[PAGE EXTRACT]
----

Re: [Pacemaker] Pacemaker fencing and DLM/cLVM

2014-11-28 Thread Daniel Dehennin
Andrew Beekhof  writes:

> This was fixed a few months ago:
>
> + David Vossel (9 months ago) 054fedf: Fix: stonith_api_time_helper now 
> returns when the most recent fencing operation completed  (origin/pr/444)
> + Andrew Beekhof (9 months ago) d9921e5: Fix: Fencing: Pass the correct 
> options when looking up the history by node name 
> + Andrew Beekhof (9 months ago) b0a8876: Log: Fencing: Send details of 
> stonith_api_time() and stonith_api_kick() to syslog 
>
> It doesn't seem Ubuntu has these patches

Thanks, I just opened a bug report[1].

Footnotes: 
[1]  https://bugs.launchpad.net/ubuntu/+source/pacemaker/+bug/1397278

-- 
Daniel Dehennin
Récupérer ma clef GPG: gpg --recv-keys 0xCC1E9E5B7A6FE2DF
Fingerprint: 3E69 014E 5C23 50E8 9ED6  2AAD CC1E 9E5B 7A6F E2DF


signature.asc
Description: PGP signature
___
Pacemaker mailing list: Pacemaker@oss.clusterlabs.org
http://oss.clusterlabs.org/mailman/listinfo/pacemaker

Project Home: http://www.clusterlabs.org
Getting started: http://www.clusterlabs.org/doc/Cluster_from_Scratch.pdf
Bugs: http://bugs.clusterlabs.org


Re: [Pacemaker] Pacemaker fencing and DLM/cLVM

2014-11-27 Thread Andrew Beekhof

> On 27 Nov 2014, at 8:17 pm, Christine Caulfield  wrote:
> 
> On 25/11/14 19:55, Daniel Dehennin wrote:
>> Christine Caulfield  writes:
>> 
>>> It seems to me that fencing is failing for some reason, though I can't
>>> tell from the logs exactly why, so you might have to investgate your
>>> setup for IPMI to see just what is happening (I'm no IPMI expert,
>>> sorry).

----

[WHAT YOU NEED TO DO] List every web address that appears in the Pacemaker mailing-list thread.

[Page segmentation data]
----

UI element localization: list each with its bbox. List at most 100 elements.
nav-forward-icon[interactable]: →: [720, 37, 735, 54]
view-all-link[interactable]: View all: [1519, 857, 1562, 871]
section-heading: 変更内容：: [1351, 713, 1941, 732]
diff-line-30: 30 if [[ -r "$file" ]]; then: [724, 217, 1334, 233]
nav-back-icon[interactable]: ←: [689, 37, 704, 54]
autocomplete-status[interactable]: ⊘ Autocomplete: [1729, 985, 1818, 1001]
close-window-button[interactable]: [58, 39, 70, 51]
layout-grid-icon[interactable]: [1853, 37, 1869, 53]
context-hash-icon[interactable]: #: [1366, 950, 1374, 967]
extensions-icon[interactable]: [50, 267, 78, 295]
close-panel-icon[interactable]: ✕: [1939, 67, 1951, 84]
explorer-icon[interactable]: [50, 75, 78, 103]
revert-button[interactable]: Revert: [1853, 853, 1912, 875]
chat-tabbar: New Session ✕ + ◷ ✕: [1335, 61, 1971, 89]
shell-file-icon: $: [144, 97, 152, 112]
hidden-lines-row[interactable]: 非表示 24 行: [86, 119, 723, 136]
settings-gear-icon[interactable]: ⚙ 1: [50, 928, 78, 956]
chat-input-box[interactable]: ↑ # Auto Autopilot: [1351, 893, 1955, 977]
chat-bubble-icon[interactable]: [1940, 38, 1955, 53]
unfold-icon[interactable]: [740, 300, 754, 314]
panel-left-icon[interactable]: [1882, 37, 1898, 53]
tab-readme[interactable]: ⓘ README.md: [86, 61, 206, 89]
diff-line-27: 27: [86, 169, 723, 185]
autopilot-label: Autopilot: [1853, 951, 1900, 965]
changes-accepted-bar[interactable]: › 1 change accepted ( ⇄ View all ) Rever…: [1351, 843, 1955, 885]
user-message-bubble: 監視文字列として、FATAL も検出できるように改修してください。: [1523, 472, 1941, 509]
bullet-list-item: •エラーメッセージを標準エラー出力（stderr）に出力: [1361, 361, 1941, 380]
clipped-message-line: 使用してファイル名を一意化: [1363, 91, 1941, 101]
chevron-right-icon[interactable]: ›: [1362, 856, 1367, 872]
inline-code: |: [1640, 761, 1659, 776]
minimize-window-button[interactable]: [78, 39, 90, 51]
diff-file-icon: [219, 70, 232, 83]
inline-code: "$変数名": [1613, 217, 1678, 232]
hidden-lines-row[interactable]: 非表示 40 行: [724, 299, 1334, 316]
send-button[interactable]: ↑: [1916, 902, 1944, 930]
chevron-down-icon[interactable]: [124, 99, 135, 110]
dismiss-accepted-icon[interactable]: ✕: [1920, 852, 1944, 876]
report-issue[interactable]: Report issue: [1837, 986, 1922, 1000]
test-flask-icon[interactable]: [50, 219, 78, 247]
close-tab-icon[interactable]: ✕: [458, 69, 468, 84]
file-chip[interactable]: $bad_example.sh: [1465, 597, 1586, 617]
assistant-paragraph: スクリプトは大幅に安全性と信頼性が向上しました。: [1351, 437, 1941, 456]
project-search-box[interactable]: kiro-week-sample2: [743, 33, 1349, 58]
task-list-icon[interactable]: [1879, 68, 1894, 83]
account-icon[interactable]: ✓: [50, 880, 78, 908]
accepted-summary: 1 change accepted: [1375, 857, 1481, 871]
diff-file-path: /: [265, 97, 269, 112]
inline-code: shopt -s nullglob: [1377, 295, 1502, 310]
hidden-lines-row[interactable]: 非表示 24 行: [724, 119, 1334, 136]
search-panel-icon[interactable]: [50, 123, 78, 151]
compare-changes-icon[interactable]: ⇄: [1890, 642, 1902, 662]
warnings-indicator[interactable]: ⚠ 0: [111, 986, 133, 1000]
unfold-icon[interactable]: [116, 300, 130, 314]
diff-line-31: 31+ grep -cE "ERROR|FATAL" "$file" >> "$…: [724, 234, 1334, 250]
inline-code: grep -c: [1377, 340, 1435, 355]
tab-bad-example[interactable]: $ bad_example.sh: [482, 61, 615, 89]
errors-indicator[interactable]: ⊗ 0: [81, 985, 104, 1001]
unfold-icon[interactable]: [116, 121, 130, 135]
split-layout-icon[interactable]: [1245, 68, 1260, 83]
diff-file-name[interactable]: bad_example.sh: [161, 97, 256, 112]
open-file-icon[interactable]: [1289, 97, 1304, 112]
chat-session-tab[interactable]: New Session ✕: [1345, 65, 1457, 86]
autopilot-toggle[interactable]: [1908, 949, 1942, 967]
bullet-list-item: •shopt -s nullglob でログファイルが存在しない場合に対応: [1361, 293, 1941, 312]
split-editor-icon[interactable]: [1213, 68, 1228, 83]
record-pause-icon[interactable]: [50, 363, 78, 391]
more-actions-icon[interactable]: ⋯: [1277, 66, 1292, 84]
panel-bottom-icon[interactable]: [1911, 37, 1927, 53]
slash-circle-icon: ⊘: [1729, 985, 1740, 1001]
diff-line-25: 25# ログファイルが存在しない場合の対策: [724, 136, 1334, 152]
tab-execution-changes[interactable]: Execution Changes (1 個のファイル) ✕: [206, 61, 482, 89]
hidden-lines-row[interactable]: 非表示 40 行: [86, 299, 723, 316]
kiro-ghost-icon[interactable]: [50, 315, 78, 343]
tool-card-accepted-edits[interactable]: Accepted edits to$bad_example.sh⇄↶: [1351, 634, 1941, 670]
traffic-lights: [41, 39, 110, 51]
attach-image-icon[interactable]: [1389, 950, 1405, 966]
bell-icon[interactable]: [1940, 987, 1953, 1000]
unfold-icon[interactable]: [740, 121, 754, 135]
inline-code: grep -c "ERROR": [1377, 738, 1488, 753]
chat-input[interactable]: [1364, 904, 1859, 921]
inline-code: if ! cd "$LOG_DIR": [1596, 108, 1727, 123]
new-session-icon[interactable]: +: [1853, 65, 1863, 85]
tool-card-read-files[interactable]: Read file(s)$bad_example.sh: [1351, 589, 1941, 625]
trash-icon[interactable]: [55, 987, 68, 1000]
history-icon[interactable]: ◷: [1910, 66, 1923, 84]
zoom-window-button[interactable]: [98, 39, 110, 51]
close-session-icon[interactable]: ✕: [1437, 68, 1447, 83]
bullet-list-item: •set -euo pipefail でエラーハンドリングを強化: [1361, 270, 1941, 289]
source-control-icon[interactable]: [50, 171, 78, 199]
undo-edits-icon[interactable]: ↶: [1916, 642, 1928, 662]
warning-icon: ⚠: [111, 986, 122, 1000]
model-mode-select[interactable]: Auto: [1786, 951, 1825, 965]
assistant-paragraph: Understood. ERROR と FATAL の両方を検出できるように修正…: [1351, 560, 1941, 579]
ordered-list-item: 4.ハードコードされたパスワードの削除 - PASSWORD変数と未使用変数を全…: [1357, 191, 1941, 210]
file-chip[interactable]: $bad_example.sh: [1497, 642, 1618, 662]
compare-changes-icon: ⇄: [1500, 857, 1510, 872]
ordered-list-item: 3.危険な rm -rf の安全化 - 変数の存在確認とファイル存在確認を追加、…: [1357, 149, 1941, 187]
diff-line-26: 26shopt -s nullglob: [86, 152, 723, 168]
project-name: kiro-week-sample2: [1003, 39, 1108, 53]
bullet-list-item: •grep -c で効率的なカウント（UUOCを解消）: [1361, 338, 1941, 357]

----

[EXPECTED OUTPUT]
https://bugs.launchpad.net/ubuntu/+source/pacemaker/+bug/1397278
http://oss.clusterlabs.org/mailman/listinfo/pacemaker
http://www.clusterlabs.org
http://www.clusterlabs.org/doc/Cluster_from_Scratch.pdf
http://bugs.clusterlabs.org